Written exercise: Pick out each line in these entries that contains the string "числе".

[Records]
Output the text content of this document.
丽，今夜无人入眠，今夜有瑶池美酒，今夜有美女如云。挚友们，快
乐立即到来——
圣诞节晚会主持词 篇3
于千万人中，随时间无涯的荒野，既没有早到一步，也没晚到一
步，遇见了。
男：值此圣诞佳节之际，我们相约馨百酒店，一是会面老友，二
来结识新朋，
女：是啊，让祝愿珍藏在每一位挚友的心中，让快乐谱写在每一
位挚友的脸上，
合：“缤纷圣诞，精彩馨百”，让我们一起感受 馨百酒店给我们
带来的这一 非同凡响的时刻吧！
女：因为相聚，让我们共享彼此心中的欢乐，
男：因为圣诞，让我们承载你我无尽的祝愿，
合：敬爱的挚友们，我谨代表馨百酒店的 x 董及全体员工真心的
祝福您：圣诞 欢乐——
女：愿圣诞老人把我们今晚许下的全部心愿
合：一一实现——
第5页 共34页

* * *

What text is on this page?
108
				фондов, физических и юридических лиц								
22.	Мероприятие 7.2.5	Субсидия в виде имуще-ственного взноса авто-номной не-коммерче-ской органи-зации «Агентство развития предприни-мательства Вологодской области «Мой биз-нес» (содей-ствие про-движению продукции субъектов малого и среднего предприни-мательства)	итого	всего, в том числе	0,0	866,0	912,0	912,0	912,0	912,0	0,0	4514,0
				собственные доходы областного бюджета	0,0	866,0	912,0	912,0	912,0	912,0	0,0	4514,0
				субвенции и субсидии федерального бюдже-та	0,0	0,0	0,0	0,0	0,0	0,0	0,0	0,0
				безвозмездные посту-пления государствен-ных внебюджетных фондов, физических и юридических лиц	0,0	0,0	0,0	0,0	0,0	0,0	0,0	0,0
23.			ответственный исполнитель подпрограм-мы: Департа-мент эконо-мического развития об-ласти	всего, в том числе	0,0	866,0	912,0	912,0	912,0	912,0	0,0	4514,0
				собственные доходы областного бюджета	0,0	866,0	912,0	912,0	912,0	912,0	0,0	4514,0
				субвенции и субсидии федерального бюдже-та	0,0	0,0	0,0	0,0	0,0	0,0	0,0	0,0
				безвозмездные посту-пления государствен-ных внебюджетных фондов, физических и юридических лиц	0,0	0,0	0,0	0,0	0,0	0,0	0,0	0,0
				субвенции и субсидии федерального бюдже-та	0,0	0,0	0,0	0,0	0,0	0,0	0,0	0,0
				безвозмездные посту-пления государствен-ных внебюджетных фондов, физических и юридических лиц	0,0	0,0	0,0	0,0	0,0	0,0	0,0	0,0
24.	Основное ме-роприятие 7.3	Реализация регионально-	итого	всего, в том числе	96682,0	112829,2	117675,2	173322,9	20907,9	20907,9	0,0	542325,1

Solution for this exercise:
22.	Мероприятие 7.2.5	Субсидия в виде имуще-ственного взноса авто-номной не-коммерче-ской органи-зации «Агентство развития предприни-мательства Вологодской области «Мой биз-нес» (содей-ствие про-движению продукции субъектов малого и среднего предприни-мательства)	итого	всего, в том числе	0,0	866,0	912,0	912,0	912,0	912,0	0,0	4514,0
23.			ответственный исполнитель подпрограм-мы: Департа-мент эконо-мического развития об-ласти	всего, в том числе	0,0	866,0	912,0	912,0	912,0	912,0	0,0	4514,0
24.	Основное ме-роприятие 7.3	Реализация регионально-	итого	всего, в том числе	96682,0	112829,2	117675,2	173322,9	20907,9	20907,9	0,0	542325,1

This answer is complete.